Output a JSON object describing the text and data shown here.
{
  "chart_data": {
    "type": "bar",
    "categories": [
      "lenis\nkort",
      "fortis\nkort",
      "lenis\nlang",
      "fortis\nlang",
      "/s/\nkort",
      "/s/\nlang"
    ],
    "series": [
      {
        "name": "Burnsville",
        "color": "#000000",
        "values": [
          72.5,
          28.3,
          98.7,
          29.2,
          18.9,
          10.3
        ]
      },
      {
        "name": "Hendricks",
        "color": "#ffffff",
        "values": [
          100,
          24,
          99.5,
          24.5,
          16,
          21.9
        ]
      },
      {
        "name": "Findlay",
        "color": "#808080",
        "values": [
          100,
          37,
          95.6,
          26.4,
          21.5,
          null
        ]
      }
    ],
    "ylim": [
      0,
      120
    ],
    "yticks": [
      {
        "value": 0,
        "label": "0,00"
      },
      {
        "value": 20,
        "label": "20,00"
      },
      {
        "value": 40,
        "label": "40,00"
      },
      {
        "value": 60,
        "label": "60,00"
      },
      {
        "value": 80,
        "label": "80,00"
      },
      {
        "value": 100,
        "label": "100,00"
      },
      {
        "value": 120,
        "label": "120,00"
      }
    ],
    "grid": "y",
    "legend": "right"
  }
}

▶ Exercise goal
Count the lines of the data that include the string "color", and give only that number.

▶ Answer below
3